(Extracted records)
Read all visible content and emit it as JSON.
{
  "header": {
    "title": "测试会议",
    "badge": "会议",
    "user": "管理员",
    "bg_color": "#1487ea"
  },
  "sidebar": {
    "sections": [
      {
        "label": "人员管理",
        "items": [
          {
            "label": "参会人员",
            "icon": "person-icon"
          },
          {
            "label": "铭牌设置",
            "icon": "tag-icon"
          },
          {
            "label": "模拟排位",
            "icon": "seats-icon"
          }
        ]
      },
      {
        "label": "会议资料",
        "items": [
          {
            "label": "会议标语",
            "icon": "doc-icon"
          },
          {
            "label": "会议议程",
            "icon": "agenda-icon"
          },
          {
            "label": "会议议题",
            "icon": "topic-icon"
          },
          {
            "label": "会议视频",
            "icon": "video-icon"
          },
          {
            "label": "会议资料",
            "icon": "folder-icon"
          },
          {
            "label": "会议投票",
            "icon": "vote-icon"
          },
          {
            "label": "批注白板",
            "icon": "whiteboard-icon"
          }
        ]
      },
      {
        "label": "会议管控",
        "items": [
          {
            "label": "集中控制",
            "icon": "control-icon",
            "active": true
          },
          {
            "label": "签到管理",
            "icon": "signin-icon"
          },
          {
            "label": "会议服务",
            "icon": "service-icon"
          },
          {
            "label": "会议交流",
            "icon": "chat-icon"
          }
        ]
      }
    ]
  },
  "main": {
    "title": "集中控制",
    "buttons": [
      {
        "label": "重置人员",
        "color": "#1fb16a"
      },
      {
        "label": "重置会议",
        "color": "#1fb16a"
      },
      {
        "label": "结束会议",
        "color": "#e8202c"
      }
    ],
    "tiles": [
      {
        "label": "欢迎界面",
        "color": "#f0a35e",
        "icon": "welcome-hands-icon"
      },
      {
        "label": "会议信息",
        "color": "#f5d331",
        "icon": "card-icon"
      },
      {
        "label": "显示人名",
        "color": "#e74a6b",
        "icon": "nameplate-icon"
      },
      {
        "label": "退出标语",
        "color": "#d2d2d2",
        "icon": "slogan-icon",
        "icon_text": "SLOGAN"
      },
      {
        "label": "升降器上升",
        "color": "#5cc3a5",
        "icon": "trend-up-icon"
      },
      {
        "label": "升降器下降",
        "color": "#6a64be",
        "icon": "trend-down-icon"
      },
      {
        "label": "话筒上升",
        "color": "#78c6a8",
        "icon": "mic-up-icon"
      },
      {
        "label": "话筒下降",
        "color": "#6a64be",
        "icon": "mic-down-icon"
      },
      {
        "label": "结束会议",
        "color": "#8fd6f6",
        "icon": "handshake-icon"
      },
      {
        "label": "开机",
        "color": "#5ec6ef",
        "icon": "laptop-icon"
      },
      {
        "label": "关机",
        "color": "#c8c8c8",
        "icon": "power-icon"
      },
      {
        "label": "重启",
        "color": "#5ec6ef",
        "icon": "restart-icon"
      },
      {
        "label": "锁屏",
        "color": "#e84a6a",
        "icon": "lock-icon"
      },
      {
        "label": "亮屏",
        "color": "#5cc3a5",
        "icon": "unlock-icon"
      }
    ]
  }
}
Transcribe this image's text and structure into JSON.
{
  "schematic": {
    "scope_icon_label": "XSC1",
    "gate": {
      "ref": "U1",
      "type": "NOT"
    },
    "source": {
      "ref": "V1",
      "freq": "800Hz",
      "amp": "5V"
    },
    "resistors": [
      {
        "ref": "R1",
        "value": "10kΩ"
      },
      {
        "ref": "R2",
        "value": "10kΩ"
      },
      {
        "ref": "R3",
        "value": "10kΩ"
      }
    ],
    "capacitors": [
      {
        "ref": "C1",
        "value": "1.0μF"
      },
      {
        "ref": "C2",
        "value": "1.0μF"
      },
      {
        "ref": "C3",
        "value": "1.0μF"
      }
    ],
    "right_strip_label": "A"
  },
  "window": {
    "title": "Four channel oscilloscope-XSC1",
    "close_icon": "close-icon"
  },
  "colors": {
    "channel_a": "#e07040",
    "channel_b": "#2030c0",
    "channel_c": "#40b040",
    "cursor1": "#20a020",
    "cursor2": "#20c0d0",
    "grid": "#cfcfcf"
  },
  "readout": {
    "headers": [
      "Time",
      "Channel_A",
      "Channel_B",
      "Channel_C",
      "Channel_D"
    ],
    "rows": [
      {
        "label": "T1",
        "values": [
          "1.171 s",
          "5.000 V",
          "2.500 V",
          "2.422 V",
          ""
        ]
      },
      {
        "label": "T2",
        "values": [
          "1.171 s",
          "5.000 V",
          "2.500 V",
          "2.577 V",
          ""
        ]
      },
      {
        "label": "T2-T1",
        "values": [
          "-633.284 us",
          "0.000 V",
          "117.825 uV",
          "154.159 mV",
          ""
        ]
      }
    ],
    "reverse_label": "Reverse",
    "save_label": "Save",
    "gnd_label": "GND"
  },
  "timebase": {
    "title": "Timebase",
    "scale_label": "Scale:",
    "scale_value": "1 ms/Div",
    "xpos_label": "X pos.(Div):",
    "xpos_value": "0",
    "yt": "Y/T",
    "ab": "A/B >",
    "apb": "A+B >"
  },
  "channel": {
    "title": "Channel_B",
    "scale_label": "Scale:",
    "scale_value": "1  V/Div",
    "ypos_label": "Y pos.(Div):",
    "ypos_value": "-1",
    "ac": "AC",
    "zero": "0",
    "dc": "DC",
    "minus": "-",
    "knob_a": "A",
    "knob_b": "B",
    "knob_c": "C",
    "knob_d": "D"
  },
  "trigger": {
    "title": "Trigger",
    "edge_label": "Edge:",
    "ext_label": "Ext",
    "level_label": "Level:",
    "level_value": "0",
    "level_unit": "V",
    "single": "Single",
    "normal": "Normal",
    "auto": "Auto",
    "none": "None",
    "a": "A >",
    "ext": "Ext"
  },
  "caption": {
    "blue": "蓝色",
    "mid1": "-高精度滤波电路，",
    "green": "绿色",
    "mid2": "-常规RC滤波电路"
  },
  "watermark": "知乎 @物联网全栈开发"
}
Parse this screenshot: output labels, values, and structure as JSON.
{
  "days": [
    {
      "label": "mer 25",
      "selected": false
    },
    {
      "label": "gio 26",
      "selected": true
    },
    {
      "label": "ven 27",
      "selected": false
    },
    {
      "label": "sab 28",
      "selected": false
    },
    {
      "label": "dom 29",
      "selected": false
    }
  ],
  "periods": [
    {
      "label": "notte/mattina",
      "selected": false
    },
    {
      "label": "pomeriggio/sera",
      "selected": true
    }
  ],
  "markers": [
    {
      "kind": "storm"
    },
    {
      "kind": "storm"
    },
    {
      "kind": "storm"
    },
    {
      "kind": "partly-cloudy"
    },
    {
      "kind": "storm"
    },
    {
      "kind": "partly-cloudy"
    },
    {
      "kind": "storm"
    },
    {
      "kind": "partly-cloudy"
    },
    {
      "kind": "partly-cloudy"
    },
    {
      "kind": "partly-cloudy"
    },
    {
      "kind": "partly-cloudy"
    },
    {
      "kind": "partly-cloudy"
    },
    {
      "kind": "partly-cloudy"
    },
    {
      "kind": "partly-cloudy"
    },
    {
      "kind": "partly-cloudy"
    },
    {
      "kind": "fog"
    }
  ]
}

* _Exercise_
Extract the complete listing above, reproducing each line exactly.

* _Solution to this exercise_
Read all visible content and emit it as JSON.
{
  "header": {
    "title": "测试会议",
    "badge": "会议",
    "user": "管理员",
    "bg_color": "#1487ea"
  },
  "sidebar": {
    "sections": [
      {
        "label": "人员管理",
        "items": [
          {
            "label": "参会人员",
            "icon": "person-icon"
          },
          {
            "label": "铭牌设置",
            "icon": "tag-icon"
          },
          {
            "label": "模拟排位",
            "icon": "seats-icon"
          }
        ]
      },
      {
        "label": "会议资料",
        "items": [
          {
            "label": "会议标语",
            "icon": "doc-icon"
          },
          {
            "label": "会议议程",
            "icon": "agenda-icon"
          },
          {
            "label": "会议议题",
            "icon": "topic-icon"
          },
          {
            "label": "会议视频",
            "icon": "video-icon"
          },
          {
            "label": "会议资料",
            "icon": "folder-icon"
          },
          {
            "label": "会议投票",
            "icon": "vote-icon"
          },
          {
            "label": "批注白板",
            "icon": "whiteboard-icon"
          }
        ]
      },
      {
        "label": "会议管控",
        "items": [
          {
            "label": "集中控制",
            "icon": "control-icon",
            "active": true
          },
          {
            "label": "签到管理",
            "icon": "signin-icon"
          },
          {
            "label": "会议服务",
            "icon": "service-icon"
          },
          {
            "label": "会议交流",
            "icon": "chat-icon"
          }
        ]
      }
    ]
  },
  "main": {
    "title": "集中控制",
    "buttons": [
      {
        "label": "重置人员",
        "color": "#1fb16a"
      },
      {
        "label": "重置会议",
        "color": "#1fb16a"
      },
      {
        "label": "结束会议",
        "color": "#e8202c"
      }
    ],
    "tiles": [
      {
        "label": "欢迎界面",
        "color": "#f0a35e",
        "icon": "welcome-hands-icon"
      },
      {
        "label": "会议信息",
        "color": "#f5d331",
        "icon": "card-icon"
      },
      {
        "label": "显示人名",
        "color": "#e74a6b",
        "icon": "nameplate-icon"
      },
      {
        "label": "退出标语",
        "color": "#d2d2d2",
        "icon": "slogan-icon",
        "icon_text": "SLOGAN"
      },
      {
        "label": "升降器上升",
        "color": "#5cc3a5",
        "icon": "trend-up-icon"
      },
      {
        "label": "升降器下降",
        "color": "#6a64be",
        "icon": "trend-down-icon"
      },
      {
        "label": "话筒上升",
        "color": "#78c6a8",
        "icon": "mic-up-icon"
      },
      {
        "label": "话筒下降",
        "color": "#6a64be",
        "icon": "mic-down-icon"
      },
      {
        "label": "结束会议",
        "color": "#8fd6f6",
        "icon": "handshake-icon"
      },
      {
        "label": "开机",
        "color": "#5ec6ef",
        "icon": "laptop-icon"
      },
      {
        "label": "关机",
        "color": "#c8c8c8",
        "icon": "power-icon"
      },
      {
        "label": "重启",
        "color": "#5ec6ef",
        "icon": "restart-icon"
      },
      {
        "label": "锁屏",
        "color": "#e84a6a",
        "icon": "lock-icon"
      },
      {
        "label": "亮屏",
        "color": "#5cc3a5",
        "icon": "unlock-icon"
      }
    ]
  }
}
Transcribe this image's text and structure into JSON.
{
  "schematic": {
    "scope_icon_label": "XSC1",
    "gate": {
      "ref": "U1",
      "type": "NOT"
    },
    "source": {
      "ref": "V1",
      "freq": "800Hz",
      "amp": "5V"
    },
    "resistors": [
      {
        "ref": "R1",
        "value": "10kΩ"
      },
      {
        "ref": "R2",
        "value": "10kΩ"
      },
      {
        "ref": "R3",
        "value": "10kΩ"
      }
    ],
    "capacitors": [
      {
        "ref": "C1",
        "value": "1.0μF"
      },
      {
        "ref": "C2",
        "value": "1.0μF"
      },
      {
        "ref": "C3",
        "value": "1.0μF"
      }
    ],
    "right_strip_label": "A"
  },
  "window": {
    "title": "Four channel oscilloscope-XSC1",
    "close_icon": "close-icon"
  },
  "colors": {
    "channel_a": "#e07040",
    "channel_b": "#2030c0",
    "channel_c": "#40b040",
    "cursor1": "#20a020",
    "cursor2": "#20c0d0",
    "grid": "#cfcfcf"
  },
  "readout": {
    "headers": [
      "Time",
      "Channel_A",
      "Channel_B",
      "Channel_C",
      "Channel_D"
    ],
    "rows": [
      {
        "label": "T1",
        "values": [
          "1.171 s",
          "5.000 V",
          "2.500 V",
          "2.422 V",
          ""
        ]
      },
      {
        "label": "T2",
        "values": [
          "1.171 s",
          "5.000 V",
          "2.500 V",
          "2.577 V",
          ""
        ]
      },
      {
        "label": "T2-T1",
        "values": [
          "-633.284 us",
          "0.000 V",
          "117.825 uV",
          "154.159 mV",
          ""
        ]
      }
    ],
    "reverse_label": "Reverse",
    "save_label": "Save",
    "gnd_label": "GND"
  },
  "timebase": {
    "title": "Timebase",
    "scale_label": "Scale:",
    "scale_value": "1 ms/Div",
    "xpos_label": "X pos.(Div):",
    "xpos_value": "0",
    "yt": "Y/T",
    "ab": "A/B >",
    "apb": "A+B >"
  },
  "channel": {
    "title": "Channel_B",
    "scale_label": "Scale:",
    "scale_value": "1  V/Div",
    "ypos_label": "Y pos.(Div):",
    "ypos_value": "-1",
    "ac": "AC",
    "zero": "0",
    "dc": "DC",
    "minus": "-",
    "knob_a": "A",
    "knob_b": "B",
    "knob_c": "C",
    "knob_d": "D"
  },
  "trigger": {
    "title": "Trigger",
    "edge_label": "Edge:",
    "ext_label": "Ext",
    "level_label": "Level:",
    "level_value": "0",
    "level_unit": "V",
    "single": "Single",
    "normal": "Normal",
    "auto": "Auto",
    "none": "None",
    "a": "A >",
    "ext": "Ext"
  },
  "caption": {
    "blue": "蓝色",
    "mid1": "-高精度滤波电路，",
    "green": "绿色",
    "mid2": "-常规RC滤波电路"
  },
  "watermark": "知乎 @物联网全栈开发"
}
Parse this screenshot: output labels, values, and structure as JSON.
{
  "days": [
    {
      "label": "mer 25",
      "selected": false
    },
    {
      "label": "gio 26",
      "selected": true
    },
    {
      "label": "ven 27",
      "selected": false
    },
    {
      "label": "sab 28",
      "selected": false
    },
    {
      "label": "dom 29",
      "selected": false
    }
  ],
  "periods": [
    {
      "label": "notte/mattina",
      "selected": false
    },
    {
      "label": "pomeriggio/sera",
      "selected": true
    }
  ],
  "markers": [
    {
      "kind": "storm"
    },
    {
      "kind": "storm"
    },
    {
      "kind": "storm"
    },
    {
      "kind": "partly-cloudy"
    },
    {
      "kind": "storm"
    },
    {
      "kind": "partly-cloudy"
    },
    {
      "kind": "storm"
    },
    {
      "kind": "partly-cloudy"
    },
    {
      "kind": "partly-cloudy"
    },
    {
      "kind": "partly-cloudy"
    },
    {
      "kind": "partly-cloudy"
    },
    {
      "kind": "partly-cloudy"
    },
    {
      "kind": "partly-cloudy"
    },
    {
      "kind": "partly-cloudy"
    },
    {
      "kind": "partly-cloudy"
    },
    {
      "kind": "fog"
    }
  ]
}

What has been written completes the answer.